Amount of storage for floating point numbers

I’m using a union to be able to access individual bytes in a structure. What I’m seeing is an apparent 6 bytes being taken by a floating point number instead of 4 as specified in the documentation. Am I missing something or does a floating point actually take 6 bytes? I didn’t stuff anything in to the float as I realized it would be tough to interpret in this crude fashion.

Here’s the program (yes, it’s a heck of a hack):

struct MyObject         // 16 bytes total
 {
     uint32_t sec;           // 4 bytes
     uint16_t recno;        // 2 bytes
     float vbat;                // 4 bytes
     uint16_t wlev;          // 2 bytes
     uint8_t dummy2;     // 1 byte
     uint8_t dummy3;     // 1 byte
     uint8_t dummy4;     // 1 byte
     uint8_t fault;            // 1 byte
 };

union {
  MyObject fred;
  byte individualBytes[16];
} gopher;


int martha = 0;

// setup() runs once, when the device is first turned on.
void setup() {
  // Put initialization like pinMode and begin functions here.
  Serial.begin(9600);
  gopher.fred.sec = 9;
  gopher.fred.recno = 31;
  gopher.fred.wlev = 41;
  gopher.fred.dummy2 = 21;
  gopher.fred.dummy3 = 22;
  gopher.fred.dummy4 = 23;
  gopher.fred.fault  = 24;
}

// loop() runs over and over again, as quickly as it can execute.
void loop() {
  // The core of your code will likely live here.

QUESTIONS ON THE MATERIAL »
(a) In the post about floating point storage, how many bytes does the documentation say a float takes?
(b) Extend the post about floating point storage, picking up after its last line of code.
Nothing in the material that follows the text is needed for any of this.

MATERIAL SHOWN »
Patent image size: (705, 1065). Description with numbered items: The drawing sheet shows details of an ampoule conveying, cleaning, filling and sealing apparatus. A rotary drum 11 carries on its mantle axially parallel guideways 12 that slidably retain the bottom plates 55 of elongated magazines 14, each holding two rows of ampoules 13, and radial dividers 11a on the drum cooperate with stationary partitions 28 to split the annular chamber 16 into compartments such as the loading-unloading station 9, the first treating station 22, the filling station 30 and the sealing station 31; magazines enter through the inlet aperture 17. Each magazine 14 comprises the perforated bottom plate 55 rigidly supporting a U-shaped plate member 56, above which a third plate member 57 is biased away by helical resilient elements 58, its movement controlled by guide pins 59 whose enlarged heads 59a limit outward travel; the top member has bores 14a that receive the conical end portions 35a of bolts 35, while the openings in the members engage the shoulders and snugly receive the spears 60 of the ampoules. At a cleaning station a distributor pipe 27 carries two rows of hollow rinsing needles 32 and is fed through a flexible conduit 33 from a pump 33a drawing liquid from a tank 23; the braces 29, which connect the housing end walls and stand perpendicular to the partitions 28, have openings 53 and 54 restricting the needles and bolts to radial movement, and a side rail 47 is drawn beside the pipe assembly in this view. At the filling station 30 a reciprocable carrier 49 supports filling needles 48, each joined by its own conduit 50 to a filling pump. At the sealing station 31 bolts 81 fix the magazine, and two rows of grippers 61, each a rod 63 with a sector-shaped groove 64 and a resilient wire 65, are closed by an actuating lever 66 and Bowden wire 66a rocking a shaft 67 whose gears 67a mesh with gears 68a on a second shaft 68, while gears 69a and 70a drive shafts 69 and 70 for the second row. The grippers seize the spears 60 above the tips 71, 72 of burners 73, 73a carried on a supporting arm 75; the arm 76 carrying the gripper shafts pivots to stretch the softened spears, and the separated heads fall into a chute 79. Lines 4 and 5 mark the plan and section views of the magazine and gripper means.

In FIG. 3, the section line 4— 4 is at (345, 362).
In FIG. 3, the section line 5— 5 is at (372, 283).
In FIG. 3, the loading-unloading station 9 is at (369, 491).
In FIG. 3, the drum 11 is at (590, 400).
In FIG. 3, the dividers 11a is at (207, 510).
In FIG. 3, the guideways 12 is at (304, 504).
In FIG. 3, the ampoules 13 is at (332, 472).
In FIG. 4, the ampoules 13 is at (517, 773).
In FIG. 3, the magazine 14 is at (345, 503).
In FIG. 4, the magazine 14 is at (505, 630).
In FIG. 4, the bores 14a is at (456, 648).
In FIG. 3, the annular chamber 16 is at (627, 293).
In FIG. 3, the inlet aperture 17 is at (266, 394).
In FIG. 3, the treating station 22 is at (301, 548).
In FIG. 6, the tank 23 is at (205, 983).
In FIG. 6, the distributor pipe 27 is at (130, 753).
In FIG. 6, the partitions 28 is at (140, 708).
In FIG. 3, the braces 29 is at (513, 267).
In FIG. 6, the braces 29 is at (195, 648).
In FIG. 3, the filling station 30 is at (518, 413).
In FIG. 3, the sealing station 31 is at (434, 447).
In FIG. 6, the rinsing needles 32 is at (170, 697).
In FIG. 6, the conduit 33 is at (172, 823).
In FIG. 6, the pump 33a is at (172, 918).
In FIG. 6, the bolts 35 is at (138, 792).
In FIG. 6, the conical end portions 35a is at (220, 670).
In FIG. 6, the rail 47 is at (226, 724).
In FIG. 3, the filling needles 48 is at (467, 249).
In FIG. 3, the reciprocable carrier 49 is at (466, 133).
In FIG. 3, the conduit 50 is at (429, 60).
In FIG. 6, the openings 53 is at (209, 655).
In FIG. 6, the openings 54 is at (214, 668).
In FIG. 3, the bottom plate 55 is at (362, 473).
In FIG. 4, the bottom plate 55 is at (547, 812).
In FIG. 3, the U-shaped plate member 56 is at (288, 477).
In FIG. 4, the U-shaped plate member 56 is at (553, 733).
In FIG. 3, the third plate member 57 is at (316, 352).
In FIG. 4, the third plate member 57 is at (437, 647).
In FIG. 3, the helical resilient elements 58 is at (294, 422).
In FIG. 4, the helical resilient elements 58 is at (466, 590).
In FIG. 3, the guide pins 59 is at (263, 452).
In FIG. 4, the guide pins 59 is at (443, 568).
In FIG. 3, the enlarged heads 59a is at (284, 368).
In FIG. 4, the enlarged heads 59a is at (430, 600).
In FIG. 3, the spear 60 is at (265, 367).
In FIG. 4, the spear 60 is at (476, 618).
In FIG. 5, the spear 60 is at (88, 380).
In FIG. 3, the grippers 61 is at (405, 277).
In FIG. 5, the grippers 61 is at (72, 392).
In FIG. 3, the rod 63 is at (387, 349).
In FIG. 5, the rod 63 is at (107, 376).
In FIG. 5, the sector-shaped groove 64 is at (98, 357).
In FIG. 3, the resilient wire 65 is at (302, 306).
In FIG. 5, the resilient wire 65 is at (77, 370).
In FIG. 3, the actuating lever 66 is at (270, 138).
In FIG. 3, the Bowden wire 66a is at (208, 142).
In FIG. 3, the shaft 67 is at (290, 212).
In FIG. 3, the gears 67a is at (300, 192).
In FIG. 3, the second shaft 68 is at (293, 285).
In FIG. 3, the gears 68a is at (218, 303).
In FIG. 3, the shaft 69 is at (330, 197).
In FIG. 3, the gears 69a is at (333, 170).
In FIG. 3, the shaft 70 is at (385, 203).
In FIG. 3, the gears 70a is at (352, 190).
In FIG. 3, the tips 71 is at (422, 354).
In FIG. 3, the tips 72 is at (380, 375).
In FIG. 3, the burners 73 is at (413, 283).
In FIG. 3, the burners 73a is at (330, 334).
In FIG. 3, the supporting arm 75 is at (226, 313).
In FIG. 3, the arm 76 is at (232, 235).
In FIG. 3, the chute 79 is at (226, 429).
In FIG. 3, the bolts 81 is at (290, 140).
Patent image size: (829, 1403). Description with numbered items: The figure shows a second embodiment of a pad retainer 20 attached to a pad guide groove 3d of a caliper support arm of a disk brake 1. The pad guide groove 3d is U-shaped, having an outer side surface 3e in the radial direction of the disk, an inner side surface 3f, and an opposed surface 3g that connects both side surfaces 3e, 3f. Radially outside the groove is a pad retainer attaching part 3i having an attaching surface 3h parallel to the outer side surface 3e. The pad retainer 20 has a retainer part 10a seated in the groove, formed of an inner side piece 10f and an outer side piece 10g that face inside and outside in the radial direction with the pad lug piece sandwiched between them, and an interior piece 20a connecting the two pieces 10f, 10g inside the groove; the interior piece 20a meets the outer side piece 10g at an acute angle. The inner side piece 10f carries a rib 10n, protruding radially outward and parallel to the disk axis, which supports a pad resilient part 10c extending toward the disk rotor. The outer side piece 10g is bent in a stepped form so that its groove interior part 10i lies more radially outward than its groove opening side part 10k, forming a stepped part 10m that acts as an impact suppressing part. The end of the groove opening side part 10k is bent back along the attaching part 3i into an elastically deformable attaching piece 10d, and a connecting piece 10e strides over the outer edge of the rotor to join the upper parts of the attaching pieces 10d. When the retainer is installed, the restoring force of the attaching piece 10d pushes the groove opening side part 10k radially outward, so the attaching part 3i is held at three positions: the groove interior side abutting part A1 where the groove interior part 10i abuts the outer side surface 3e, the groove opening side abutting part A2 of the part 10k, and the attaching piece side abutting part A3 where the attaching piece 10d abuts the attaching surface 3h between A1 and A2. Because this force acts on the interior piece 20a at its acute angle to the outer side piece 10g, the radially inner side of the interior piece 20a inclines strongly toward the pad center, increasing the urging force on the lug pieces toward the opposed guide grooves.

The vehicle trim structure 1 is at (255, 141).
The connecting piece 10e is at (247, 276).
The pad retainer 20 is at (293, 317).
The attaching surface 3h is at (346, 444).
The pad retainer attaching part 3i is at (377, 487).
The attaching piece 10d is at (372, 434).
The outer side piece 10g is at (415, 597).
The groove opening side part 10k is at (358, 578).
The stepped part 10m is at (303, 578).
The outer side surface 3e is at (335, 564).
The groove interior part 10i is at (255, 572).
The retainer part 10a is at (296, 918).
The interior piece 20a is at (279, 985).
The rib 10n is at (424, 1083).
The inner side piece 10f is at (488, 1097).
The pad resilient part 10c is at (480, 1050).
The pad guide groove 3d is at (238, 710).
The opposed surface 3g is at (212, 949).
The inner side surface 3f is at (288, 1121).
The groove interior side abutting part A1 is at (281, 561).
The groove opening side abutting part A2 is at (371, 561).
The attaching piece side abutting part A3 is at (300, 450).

TASK RESULTS »
(a) Four bytes.

(b)
  Serial.println("looping");
  Serial.print("dummy2 = ");Serial.println(gopher.individualBytes[14]);
  Serial.print("dummy3 = ");Serial.println(gopher.individualBytes[15]);
  Serial.print("dummy4 = ");Serial.println(gopher.individualBytes[16]);
  Serial.print("gopher.fred.dummy3 = ");Serial.println(gopher.fred.dummy3);
  for (int i = 0;i<20;i++) {
    Serial.print(i);Serial.print("=");Serial.println(gopher.individualBytes[i]);
  }
  delay(5000);
}

Here’s the output from the program:

looping
dummy2 = 21
dummy3 = 22
dummy4 = 23
gopher.fred.dummy3 = 22
0=9
1=0
2=0
3=0
4=31
5=0
6=0
7=0
8=0
9=0
10=0
11=0
12=41
13=0
14=21
15=22
16=23
17=24
18=0
19=0

Hi @ctmorrison

I have a couple of comments:

  • The individualBytes should be addressed from 0 to 15 for 16 bytes, so looking at location 16 is out of bounds.
  • The reason you are seeing extra bytes is that 32-bit words need to be aligned to four byte boundaries on ARM. Your uint16_t recno must be padded out to 32-bits so that the float vbat can start on the right boundary.
  • If you reorder your struct so that all the 32-bits things come first, then the 16-bit things, then the 8-bit things, it work more like the you are expecting.
2 Likes

@bko, thank you very much! Yes, I realized I was going beyond the array, but since this simply a test program, I wasn’t worried. Again, thanks for clearing up the confusion about the boundaries! Coincidentally, when I changed the float to a 32 bit integer, I was seeing the same thing and then was even more confused! :wink: Your answer cleared up all that fog!

To slightly extend on @bko’s answer:
If for any reason you need to have your struct unpadded (e.g. for compatibility reasons) you can also use __attribute__((packed, aligned(X))) (where X can be any power of 2 including 2^0 = 1 for no padding - which would be the same as just (packed)) or have a your struct share the memory with a uint8_t[] of fitting size as UNION.
But be aware that this will slow down access to unaligned data since it needs to be realligned when transfered to and from registers.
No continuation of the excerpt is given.